▶ **What you should do**: Only a number is required: how many lines of the material contain the word "name"?

(Figure contents as structured data)
____________

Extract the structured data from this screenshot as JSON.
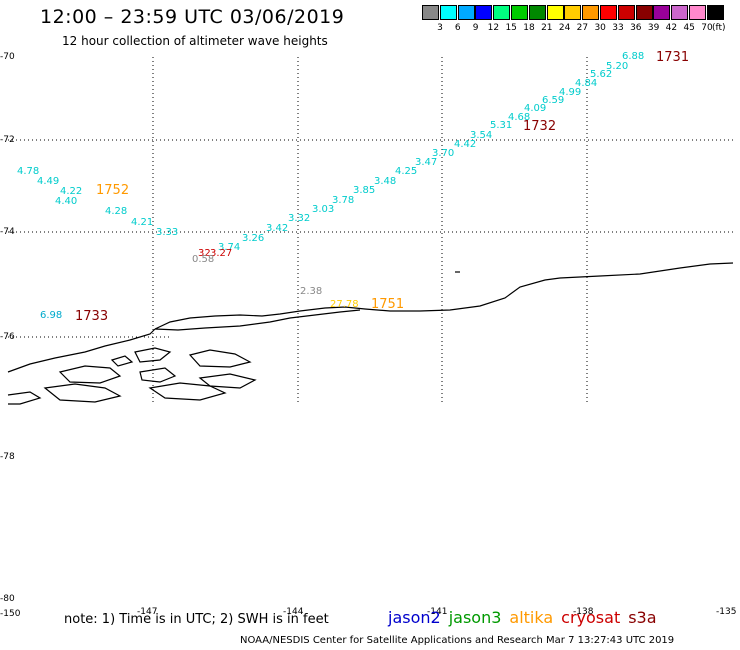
{
  "header": {
    "title": "12:00 – 23:59 UTC 03/06/2019",
    "subtitle": "12 hour collection of altimeter wave heights"
  },
  "colorbar": {
    "swatches": [
      "#888888",
      "#00ffff",
      "#00aaff",
      "#0000ff",
      "#00ff80",
      "#00cc00",
      "#008800",
      "#ffff00",
      "#ffcc00",
      "#ff9900",
      "#ff0000",
      "#cc0000",
      "#880000",
      "#990099",
      "#cc66cc",
      "#ff88cc",
      "#000000"
    ],
    "labels": [
      "3",
      "6",
      "9",
      "12",
      "15",
      "18",
      "21",
      "24",
      "27",
      "30",
      "33",
      "36",
      "39",
      "42",
      "45",
      "70"
    ],
    "unit": "(ft)"
  },
  "axes": {
    "lat_labels": [
      "-70",
      "-72",
      "-74",
      "-76",
      "-78",
      "-80"
    ],
    "lon_labels": [
      "-150",
      "-147",
      "-144",
      "-141",
      "-138",
      "-135"
    ]
  },
  "observations": [
    {
      "v": "6.88",
      "c": "#00cccc"
    },
    {
      "v": "5.20",
      "c": "#00cccc"
    },
    {
      "v": "5.62",
      "c": "#00cccc"
    },
    {
      "v": "4.84",
      "c": "#00cccc"
    },
    {
      "v": "4.99",
      "c": "#00cccc"
    },
    {
      "v": "6.59",
      "c": "#00cccc"
    },
    {
      "v": "4.09",
      "c": "#00cccc"
    },
    {
      "v": "4.68",
      "c": "#00cccc"
    },
    {
      "v": "5.31",
      "c": "#00cccc"
    },
    {
      "v": "3.54",
      "c": "#00cccc"
    },
    {
      "v": "4.42",
      "c": "#00cccc"
    },
    {
      "v": "3.70",
      "c": "#00cccc"
    },
    {
      "v": "3.47",
      "c": "#00cccc"
    },
    {
      "v": "4.25",
      "c": "#00cccc"
    },
    {
      "v": "3.48",
      "c": "#00cccc"
    },
    {
      "v": "3.85",
      "c": "#00cccc"
    },
    {
      "v": "3.78",
      "c": "#00cccc"
    },
    {
      "v": "3.03",
      "c": "#00cccc"
    },
    {
      "v": "3.32",
      "c": "#00cccc"
    },
    {
      "v": "3.42",
      "c": "#00cccc"
    },
    {
      "v": "3.26",
      "c": "#00cccc"
    },
    {
      "v": "3.74",
      "c": "#00cccc"
    },
    {
      "v": "3.27",
      "c": "#cc0000"
    },
    {
      "v": "32",
      "c": "#cc0000"
    },
    {
      "v": "0.58",
      "c": "#888888"
    },
    {
      "v": "4.78",
      "c": "#00cccc"
    },
    {
      "v": "4.49",
      "c": "#00cccc"
    },
    {
      "v": "4.22",
      "c": "#00cccc"
    },
    {
      "v": "4.40",
      "c": "#00cccc"
    },
    {
      "v": "4.28",
      "c": "#00cccc"
    },
    {
      "v": "4.21",
      "c": "#00cccc"
    },
    {
      "v": "3.33",
      "c": "#00cccc"
    },
    {
      "v": "2.38",
      "c": "#888888"
    },
    {
      "v": "27.78",
      "c": "#ffcc00"
    },
    {
      "v": "6.98",
      "c": "#00aacc"
    }
  ],
  "time_labels": [
    {
      "v": "1731",
      "c": "#880000"
    },
    {
      "v": "1732",
      "c": "#880000"
    },
    {
      "v": "1752",
      "c": "#ff9900"
    },
    {
      "v": "1751",
      "c": "#ff9900"
    },
    {
      "v": "1733",
      "c": "#880000"
    }
  ],
  "footer": {
    "note": "note: 1) Time is in UTC; 2) SWH is in feet",
    "legend": [
      {
        "name": "jason2",
        "color": "#0000cc"
      },
      {
        "name": "jason3",
        "color": "#009900"
      },
      {
        "name": "altika",
        "color": "#ff9900"
      },
      {
        "name": "cryosat",
        "color": "#cc0000"
      },
      {
        "name": "s3a",
        "color": "#880000"
      }
    ],
    "credit": "NOAA/NESDIS Center for Satellite Applications and Research    Mar  7 13:27:43 UTC 2019"
  }
}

____________

▶ **Result for this exercise**: 5